GOAL – Pull out every line with the word "наличии" from the entries below.

RAW RECORDS –
###
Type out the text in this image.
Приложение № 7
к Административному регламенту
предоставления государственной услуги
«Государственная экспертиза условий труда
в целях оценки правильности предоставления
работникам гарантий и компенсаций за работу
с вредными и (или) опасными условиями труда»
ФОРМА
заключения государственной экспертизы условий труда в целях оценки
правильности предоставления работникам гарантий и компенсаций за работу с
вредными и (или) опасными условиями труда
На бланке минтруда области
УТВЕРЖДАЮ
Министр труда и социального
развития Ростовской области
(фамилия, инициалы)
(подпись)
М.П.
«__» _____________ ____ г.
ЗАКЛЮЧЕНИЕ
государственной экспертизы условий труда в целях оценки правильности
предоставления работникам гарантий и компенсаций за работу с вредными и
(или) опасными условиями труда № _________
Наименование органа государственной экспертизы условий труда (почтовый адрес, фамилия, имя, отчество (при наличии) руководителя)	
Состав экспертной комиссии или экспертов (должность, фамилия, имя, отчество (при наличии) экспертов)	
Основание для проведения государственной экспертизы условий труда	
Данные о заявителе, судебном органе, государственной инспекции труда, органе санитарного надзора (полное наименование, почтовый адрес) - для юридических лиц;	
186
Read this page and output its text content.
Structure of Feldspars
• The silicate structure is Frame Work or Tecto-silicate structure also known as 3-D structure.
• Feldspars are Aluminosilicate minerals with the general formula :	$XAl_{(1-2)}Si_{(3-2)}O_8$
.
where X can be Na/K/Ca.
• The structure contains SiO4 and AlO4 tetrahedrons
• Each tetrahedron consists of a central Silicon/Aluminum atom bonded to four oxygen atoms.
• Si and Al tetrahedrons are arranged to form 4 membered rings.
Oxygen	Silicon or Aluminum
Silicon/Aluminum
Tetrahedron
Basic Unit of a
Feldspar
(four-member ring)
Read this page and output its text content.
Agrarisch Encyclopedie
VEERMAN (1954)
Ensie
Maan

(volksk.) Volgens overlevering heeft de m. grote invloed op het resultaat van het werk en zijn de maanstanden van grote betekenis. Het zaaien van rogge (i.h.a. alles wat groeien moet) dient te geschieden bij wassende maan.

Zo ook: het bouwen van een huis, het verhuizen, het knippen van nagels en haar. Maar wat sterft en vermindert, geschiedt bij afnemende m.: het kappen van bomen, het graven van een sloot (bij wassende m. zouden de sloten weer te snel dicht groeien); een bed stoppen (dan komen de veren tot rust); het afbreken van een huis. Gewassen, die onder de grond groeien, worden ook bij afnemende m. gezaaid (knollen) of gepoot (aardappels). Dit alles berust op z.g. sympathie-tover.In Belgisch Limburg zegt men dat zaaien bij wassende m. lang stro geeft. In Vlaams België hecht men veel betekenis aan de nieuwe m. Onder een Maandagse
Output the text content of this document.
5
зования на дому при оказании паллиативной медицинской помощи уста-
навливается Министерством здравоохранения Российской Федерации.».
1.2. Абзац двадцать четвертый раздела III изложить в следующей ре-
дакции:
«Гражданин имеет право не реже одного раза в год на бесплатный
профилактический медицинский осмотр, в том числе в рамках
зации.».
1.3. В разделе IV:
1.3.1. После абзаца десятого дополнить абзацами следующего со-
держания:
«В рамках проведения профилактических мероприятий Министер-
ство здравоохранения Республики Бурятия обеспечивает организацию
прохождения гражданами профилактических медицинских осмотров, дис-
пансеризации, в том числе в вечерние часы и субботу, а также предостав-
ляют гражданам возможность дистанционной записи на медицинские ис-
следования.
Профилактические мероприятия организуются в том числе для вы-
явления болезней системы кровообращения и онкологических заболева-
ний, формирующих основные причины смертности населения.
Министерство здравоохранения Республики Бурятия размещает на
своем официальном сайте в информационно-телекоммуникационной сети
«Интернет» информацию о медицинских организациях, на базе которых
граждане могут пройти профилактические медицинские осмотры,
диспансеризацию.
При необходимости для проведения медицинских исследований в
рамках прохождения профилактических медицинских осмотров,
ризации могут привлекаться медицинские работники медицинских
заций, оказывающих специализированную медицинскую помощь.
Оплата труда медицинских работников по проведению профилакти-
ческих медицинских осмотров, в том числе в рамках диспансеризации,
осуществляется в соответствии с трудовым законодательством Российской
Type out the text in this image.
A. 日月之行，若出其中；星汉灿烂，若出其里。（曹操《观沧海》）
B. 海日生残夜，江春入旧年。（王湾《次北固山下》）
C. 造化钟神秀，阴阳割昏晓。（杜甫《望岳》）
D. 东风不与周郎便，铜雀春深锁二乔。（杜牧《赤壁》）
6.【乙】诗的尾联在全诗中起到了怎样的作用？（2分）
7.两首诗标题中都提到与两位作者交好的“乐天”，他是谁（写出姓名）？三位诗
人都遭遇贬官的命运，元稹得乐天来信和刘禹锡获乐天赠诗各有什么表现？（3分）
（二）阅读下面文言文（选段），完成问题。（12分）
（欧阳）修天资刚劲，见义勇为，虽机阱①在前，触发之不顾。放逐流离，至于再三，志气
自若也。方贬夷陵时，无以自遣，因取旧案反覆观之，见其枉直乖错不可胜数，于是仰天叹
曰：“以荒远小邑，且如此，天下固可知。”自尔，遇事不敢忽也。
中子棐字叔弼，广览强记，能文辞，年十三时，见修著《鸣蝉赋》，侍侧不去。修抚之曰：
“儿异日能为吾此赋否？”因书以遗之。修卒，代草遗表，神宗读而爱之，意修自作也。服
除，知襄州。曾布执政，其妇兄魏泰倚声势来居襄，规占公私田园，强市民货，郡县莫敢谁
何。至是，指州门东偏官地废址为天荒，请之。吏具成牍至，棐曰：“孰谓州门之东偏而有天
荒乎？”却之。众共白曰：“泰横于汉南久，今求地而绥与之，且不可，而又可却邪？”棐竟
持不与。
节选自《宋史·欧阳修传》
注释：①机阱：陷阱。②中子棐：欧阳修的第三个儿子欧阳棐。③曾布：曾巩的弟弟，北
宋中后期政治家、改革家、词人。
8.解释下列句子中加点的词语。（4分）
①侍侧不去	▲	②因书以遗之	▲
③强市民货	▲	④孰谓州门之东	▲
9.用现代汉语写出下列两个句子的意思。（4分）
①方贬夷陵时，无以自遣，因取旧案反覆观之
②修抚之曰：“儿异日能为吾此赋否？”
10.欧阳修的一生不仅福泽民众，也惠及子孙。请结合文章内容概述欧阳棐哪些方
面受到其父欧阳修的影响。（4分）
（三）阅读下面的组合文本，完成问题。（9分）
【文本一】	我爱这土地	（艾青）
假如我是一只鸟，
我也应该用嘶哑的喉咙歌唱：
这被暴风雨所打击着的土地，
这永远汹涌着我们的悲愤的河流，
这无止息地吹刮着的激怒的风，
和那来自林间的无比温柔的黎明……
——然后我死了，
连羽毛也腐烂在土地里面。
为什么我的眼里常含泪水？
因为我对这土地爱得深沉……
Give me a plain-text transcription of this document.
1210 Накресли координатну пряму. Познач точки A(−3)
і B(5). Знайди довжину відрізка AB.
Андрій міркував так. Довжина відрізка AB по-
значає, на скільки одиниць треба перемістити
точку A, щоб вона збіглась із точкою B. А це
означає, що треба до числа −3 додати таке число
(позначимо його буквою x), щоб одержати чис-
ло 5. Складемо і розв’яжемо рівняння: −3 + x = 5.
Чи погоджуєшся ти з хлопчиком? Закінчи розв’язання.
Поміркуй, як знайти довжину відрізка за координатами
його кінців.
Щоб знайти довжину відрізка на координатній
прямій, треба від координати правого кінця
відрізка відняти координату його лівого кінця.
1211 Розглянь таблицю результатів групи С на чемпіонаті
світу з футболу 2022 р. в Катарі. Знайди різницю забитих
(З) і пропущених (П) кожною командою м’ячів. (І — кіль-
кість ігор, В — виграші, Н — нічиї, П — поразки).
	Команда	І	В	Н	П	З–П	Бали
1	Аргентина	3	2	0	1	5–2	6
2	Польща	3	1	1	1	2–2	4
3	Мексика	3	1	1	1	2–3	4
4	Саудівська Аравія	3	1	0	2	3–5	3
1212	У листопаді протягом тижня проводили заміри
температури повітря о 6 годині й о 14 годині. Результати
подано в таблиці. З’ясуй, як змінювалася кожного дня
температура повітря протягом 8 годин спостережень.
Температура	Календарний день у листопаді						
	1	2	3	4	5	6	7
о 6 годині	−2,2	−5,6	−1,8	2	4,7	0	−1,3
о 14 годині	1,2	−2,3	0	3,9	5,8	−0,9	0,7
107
###
RESULT BELOW –
Наименование органа государственной экспертизы условий труда (почтовый адрес, фамилия, имя, отчество (при наличии) руководителя)	
Состав экспертной комиссии или экспертов (должность, фамилия, имя, отчество (при наличии) экспертов)	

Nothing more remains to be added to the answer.